Examine each line of the data. Copy those that contain the string "Trigger".

> [RECORDS TO USE]
"""
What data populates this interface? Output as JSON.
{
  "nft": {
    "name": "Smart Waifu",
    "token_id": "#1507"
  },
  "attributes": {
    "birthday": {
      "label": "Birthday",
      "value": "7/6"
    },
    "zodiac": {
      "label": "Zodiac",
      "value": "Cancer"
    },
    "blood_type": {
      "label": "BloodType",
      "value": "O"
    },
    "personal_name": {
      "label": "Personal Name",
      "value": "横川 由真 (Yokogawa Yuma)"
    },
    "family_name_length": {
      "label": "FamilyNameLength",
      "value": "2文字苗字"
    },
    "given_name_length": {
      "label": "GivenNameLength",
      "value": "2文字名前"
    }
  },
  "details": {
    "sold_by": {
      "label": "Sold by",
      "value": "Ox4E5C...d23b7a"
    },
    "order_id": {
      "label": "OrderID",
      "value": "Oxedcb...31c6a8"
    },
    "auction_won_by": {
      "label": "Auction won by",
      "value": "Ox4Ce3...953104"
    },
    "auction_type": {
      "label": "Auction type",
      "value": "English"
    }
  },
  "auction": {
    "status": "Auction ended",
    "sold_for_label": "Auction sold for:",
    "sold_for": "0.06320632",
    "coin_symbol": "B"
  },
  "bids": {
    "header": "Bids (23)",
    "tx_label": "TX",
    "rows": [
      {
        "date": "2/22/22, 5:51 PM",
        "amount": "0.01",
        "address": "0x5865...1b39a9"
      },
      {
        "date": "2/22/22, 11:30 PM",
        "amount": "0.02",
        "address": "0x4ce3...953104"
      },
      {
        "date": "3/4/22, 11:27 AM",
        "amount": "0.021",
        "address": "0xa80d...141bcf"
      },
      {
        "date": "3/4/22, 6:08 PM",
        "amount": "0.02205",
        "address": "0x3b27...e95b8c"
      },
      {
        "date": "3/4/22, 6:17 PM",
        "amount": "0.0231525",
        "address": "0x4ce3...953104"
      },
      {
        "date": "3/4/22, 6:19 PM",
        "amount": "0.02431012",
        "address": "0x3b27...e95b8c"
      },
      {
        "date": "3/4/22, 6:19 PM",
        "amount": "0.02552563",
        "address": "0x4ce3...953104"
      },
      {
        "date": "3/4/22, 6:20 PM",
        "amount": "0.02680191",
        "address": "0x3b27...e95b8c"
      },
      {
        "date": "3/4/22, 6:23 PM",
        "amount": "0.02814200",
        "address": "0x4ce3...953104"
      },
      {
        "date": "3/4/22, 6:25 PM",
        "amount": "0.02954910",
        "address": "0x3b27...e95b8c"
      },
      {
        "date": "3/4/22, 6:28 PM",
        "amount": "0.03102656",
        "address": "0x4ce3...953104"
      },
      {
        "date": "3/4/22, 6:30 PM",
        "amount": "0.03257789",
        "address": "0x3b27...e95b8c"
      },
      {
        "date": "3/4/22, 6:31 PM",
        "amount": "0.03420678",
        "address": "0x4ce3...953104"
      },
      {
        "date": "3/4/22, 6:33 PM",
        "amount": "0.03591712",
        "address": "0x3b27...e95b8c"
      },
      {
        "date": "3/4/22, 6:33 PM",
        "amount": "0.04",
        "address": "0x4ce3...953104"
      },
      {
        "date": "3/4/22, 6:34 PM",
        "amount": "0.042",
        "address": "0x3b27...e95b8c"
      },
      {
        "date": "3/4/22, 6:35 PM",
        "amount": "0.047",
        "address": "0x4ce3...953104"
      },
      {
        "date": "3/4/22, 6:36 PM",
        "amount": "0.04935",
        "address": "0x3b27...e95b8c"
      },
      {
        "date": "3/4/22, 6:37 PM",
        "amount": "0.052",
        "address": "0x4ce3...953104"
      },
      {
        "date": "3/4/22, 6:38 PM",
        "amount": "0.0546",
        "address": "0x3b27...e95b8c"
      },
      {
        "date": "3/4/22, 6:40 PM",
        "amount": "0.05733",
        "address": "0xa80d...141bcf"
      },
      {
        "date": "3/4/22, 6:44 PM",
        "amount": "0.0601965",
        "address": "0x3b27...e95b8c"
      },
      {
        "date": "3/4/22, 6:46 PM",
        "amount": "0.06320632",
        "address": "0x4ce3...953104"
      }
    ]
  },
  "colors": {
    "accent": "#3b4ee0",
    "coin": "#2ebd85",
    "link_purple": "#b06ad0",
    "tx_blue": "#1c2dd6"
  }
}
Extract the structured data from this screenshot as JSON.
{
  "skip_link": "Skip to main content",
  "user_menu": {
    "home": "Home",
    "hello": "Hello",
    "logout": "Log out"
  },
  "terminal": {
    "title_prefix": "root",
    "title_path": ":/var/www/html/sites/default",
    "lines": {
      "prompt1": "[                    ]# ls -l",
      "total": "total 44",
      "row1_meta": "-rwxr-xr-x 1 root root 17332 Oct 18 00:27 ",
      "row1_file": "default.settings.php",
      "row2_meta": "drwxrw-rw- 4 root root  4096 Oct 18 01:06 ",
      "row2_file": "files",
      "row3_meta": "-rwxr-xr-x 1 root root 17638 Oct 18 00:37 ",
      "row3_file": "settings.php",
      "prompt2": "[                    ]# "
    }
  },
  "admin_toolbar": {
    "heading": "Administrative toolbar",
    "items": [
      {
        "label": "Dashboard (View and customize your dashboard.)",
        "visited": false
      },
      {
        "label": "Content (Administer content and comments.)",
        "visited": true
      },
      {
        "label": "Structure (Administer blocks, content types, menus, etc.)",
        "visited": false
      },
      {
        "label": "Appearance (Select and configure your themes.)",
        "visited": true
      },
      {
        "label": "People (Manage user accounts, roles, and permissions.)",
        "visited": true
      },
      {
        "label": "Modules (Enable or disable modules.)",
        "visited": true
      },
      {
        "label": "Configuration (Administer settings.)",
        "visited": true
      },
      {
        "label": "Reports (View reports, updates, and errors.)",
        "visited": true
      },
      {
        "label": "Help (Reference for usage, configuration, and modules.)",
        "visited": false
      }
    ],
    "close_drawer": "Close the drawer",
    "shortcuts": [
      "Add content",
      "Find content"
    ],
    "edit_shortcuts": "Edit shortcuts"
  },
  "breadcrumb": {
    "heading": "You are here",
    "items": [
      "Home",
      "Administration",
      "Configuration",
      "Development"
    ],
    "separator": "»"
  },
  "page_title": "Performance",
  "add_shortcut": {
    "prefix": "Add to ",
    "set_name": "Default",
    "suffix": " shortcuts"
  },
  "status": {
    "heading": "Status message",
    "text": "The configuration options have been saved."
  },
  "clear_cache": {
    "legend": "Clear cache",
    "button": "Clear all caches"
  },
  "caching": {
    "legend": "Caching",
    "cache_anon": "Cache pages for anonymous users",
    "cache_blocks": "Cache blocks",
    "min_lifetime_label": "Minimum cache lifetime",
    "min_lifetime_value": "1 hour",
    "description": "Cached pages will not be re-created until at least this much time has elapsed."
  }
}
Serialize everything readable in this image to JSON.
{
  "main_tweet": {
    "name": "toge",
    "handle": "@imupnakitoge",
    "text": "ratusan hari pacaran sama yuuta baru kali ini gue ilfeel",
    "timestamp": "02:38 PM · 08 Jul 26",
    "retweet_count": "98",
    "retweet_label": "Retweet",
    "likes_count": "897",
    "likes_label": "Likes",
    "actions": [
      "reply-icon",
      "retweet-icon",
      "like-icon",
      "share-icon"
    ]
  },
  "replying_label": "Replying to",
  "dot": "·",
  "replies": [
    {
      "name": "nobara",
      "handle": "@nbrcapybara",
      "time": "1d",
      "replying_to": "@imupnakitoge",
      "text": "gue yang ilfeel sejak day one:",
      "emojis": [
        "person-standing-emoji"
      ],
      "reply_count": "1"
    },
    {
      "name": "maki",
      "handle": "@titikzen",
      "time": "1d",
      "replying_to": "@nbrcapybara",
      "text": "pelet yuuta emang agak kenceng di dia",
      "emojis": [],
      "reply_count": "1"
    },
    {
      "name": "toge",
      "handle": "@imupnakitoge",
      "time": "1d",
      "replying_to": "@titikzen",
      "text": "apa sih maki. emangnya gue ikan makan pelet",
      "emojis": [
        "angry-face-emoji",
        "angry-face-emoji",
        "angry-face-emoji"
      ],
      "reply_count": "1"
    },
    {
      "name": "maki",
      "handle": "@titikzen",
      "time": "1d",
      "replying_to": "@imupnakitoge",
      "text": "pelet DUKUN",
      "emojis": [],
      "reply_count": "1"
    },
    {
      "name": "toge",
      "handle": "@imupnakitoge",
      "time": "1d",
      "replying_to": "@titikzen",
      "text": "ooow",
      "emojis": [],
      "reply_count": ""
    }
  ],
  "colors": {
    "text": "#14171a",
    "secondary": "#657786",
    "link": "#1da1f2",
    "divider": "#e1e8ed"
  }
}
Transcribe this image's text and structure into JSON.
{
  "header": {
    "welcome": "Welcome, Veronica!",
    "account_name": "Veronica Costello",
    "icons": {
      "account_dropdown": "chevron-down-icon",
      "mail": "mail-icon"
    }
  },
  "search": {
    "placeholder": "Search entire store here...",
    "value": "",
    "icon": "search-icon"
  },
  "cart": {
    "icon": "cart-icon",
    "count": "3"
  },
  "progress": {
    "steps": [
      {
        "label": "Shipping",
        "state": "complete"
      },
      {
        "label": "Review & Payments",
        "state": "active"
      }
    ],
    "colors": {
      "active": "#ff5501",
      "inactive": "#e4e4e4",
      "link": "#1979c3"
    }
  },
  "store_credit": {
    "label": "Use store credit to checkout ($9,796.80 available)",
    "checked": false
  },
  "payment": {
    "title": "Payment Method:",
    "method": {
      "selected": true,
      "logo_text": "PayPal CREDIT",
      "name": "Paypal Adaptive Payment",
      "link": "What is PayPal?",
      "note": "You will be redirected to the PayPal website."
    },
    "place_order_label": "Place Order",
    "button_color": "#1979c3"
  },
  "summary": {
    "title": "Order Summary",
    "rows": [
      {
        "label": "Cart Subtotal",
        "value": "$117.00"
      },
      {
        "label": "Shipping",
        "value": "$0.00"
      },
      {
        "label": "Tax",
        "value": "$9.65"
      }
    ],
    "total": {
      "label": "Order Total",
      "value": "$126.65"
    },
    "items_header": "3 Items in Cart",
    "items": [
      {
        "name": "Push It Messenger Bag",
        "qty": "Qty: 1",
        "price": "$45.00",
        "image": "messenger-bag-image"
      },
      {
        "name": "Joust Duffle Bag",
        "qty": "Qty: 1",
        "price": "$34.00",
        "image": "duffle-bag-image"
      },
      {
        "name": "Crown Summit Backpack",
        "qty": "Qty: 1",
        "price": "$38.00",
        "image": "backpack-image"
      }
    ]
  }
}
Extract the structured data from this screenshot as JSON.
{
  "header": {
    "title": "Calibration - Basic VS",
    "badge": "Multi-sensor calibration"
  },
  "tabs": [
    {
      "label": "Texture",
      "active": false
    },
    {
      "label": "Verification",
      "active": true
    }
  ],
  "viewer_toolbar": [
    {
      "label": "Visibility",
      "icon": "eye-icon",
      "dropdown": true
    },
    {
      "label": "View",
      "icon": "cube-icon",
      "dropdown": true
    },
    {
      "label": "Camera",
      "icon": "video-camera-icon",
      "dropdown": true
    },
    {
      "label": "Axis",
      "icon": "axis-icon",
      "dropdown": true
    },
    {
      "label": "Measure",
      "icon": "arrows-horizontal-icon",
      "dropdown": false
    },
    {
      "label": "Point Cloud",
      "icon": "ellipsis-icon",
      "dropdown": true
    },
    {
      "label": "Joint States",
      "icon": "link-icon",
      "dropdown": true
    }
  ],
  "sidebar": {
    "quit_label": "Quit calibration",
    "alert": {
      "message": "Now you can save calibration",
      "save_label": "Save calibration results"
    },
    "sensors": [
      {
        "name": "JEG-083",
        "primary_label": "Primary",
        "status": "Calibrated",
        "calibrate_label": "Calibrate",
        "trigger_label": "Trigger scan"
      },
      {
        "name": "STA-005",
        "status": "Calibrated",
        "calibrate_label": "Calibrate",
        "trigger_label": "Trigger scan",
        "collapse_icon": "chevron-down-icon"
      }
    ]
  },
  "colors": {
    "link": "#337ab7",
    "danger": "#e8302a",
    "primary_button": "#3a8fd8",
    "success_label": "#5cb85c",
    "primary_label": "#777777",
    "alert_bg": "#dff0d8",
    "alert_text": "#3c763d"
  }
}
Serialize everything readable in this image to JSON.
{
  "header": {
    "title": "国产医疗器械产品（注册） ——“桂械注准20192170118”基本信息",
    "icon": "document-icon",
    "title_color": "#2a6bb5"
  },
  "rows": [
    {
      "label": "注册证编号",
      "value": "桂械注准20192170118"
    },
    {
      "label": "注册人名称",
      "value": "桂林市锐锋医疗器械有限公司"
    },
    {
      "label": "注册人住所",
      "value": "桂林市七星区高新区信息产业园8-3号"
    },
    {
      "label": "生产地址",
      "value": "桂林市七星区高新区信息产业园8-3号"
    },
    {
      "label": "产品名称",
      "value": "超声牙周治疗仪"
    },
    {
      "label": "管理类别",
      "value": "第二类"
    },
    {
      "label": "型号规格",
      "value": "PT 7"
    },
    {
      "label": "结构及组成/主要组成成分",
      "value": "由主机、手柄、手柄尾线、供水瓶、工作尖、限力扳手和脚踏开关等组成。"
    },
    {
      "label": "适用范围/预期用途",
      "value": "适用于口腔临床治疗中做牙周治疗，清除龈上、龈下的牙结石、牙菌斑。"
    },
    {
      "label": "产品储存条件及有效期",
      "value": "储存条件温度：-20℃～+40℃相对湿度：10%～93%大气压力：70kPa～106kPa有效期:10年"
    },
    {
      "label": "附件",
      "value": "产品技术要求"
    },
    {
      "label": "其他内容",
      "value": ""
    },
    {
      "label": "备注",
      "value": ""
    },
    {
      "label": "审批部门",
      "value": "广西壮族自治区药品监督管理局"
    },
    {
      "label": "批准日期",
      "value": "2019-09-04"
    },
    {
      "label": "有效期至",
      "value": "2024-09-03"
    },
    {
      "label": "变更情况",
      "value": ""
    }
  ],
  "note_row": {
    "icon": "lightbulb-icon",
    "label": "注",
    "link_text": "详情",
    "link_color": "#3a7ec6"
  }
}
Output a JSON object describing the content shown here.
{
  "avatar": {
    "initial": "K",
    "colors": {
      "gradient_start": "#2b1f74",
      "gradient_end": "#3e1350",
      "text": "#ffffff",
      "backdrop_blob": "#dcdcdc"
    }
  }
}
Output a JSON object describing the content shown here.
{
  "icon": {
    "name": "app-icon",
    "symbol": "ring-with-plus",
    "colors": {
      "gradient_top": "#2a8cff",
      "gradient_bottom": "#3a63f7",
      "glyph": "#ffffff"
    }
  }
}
"""
> [COMPLETE ANSWER]
        "trigger_label": "Trigger scan"
        "trigger_label": "Trigger scan",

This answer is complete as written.